#### Task:
Exactly repeat the material, dropping only the pictures.

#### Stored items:
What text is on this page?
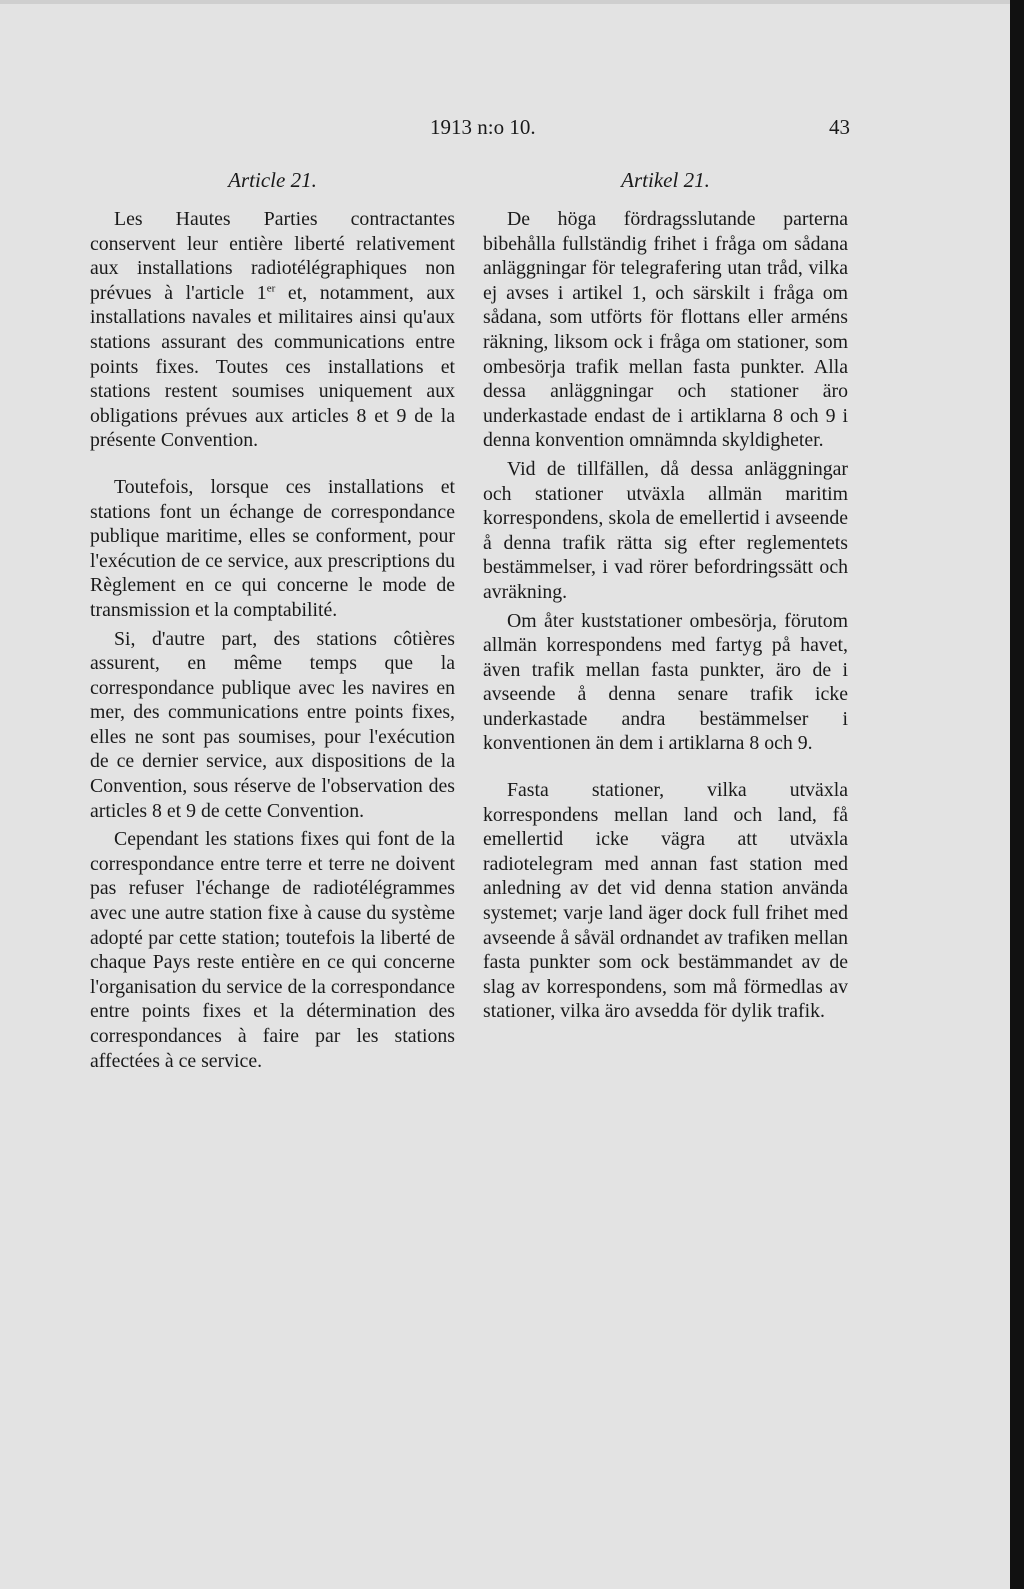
1913 n:o 10.	43
Article 21.

Les Hautes Parties contractantes conservent leur entière liberté relativement aux installations radiotélégraphiques non prévues à l'article 1er et, notamment, aux installations navales et militaires ainsi qu'aux stations assurant des communications entre points fixes. Toutes ces installations et stations restent soumises uniquement aux obligations prévues aux articles 8 et 9 de la présente Convention.

Toutefois, lorsque ces installations et stations font un échange de correspondance publique maritime, elles se conforment, pour l'exécution de ce service, aux prescriptions du Règlement en ce qui concerne le mode de transmission et la comptabilité.

Si, d'autre part, des stations côtières assurent, en même temps que la correspondance publique avec les navires en mer, des communications entre points fixes, elles ne sont pas soumises, pour l'exécution de ce dernier service, aux dispositions de la Convention, sous réserve de l'observation des articles 8 et 9 de cette Convention.

Cependant les stations fixes qui font de la correspondance entre terre et terre ne doivent pas refuser l'échange de radiotélégrammes avec une autre station fixe à cause du système adopté par cette station; toutefois la liberté de chaque Pays reste entière en ce qui concerne l'organisation du service de la correspondance entre points fixes et la détermination des correspondances à faire par les stations affectées à ce service.

Artikel 21.

De höga fördragsslutande parterna bibehålla fullständig frihet i fråga om sådana anläggningar för telegrafering utan tråd, vilka ej avses i artikel 1, och särskilt i fråga om sådana, som utförts för flottans eller arméns räkning, liksom ock i fråga om stationer, som ombesörja trafik mellan fasta punkter. Alla dessa anläggningar och stationer äro underkastade endast de i artiklarna 8 och 9 i denna konvention omnämnda skyldigheter.

Vid de tillfällen, då dessa anläggningar och stationer utväxla allmän maritim korrespondens, skola de emellertid i avseende å denna trafik rätta sig efter reglementets bestämmelser, i vad rörer befordringssätt och avräkning.

Om åter kuststationer ombesörja, förutom allmän korrespondens med fartyg på havet, även trafik mellan fasta punkter, äro de i avseende å denna senare trafik icke underkastade andra bestämmelser i konventionen än dem i artiklarna 8 och 9.

Fasta stationer, vilka utväxla korrespondens mellan land och land, få emellertid icke vägra att utväxla radiotelegram med annan fast station med anledning av det vid denna station använda systemet; varje land äger dock full frihet med avseende å såväl ordnandet av trafiken mellan fasta punkter som ock bestämmandet av de slag av korrespondens, som må förmedlas av stationer, vilka äro avsedda för dylik trafik.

#### Answer for this exercise:
What text is on this page?
1913 n:o 10.	43
Article 21.

Les Hautes Parties contractantes conservent leur entière liberté relativement aux installations radiotélégraphiques non prévues à l'article 1er et, notamment, aux installations navales et militaires ainsi qu'aux stations assurant des communications entre points fixes. Toutes ces installations et stations restent soumises uniquement aux obligations prévues aux articles 8 et 9 de la présente Convention.

Toutefois, lorsque ces installations et stations font un échange de correspondance publique maritime, elles se conforment, pour l'exécution de ce service, aux prescriptions du Règlement en ce qui concerne le mode de transmission et la comptabilité.

Si, d'autre part, des stations côtières assurent, en même temps que la correspondance publique avec les navires en mer, des communications entre points fixes, elles ne sont pas soumises, pour l'exécution de ce dernier service, aux dispositions de la Convention, sous réserve de l'observation des articles 8 et 9 de cette Convention.

Cependant les stations fixes qui font de la correspondance entre terre et terre ne doivent pas refuser l'échange de radiotélégrammes avec une autre station fixe à cause du système adopté par cette station; toutefois la liberté de chaque Pays reste entière en ce qui concerne l'organisation du service de la correspondance entre points fixes et la détermination des correspondances à faire par les stations affectées à ce service.

Artikel 21.

De höga fördragsslutande parterna bibehålla fullständig frihet i fråga om sådana anläggningar för telegrafering utan tråd, vilka ej avses i artikel 1, och särskilt i fråga om sådana, som utförts för flottans eller arméns räkning, liksom ock i fråga om stationer, som ombesörja trafik mellan fasta punkter. Alla dessa anläggningar och stationer äro underkastade endast de i artiklarna 8 och 9 i denna konvention omnämnda skyldigheter.

Vid de tillfällen, då dessa anläggningar och stationer utväxla allmän maritim korrespondens, skola de emellertid i avseende å denna trafik rätta sig efter reglementets bestämmelser, i vad rörer befordringssätt och avräkning.

Om åter kuststationer ombesörja, förutom allmän korrespondens med fartyg på havet, även trafik mellan fasta punkter, äro de i avseende å denna senare trafik icke underkastade andra bestämmelser i konventionen än dem i artiklarna 8 och 9.

Fasta stationer, vilka utväxla korrespondens mellan land och land, få emellertid icke vägra att utväxla radiotelegram med annan fast station med anledning av det vid denna station använda systemet; varje land äger dock full frihet med avseende å såväl ordnandet av trafiken mellan fasta punkter som ock bestämmandet av de slag av korrespondens, som må förmedlas av stationer, vilka äro avsedda för dylik trafik.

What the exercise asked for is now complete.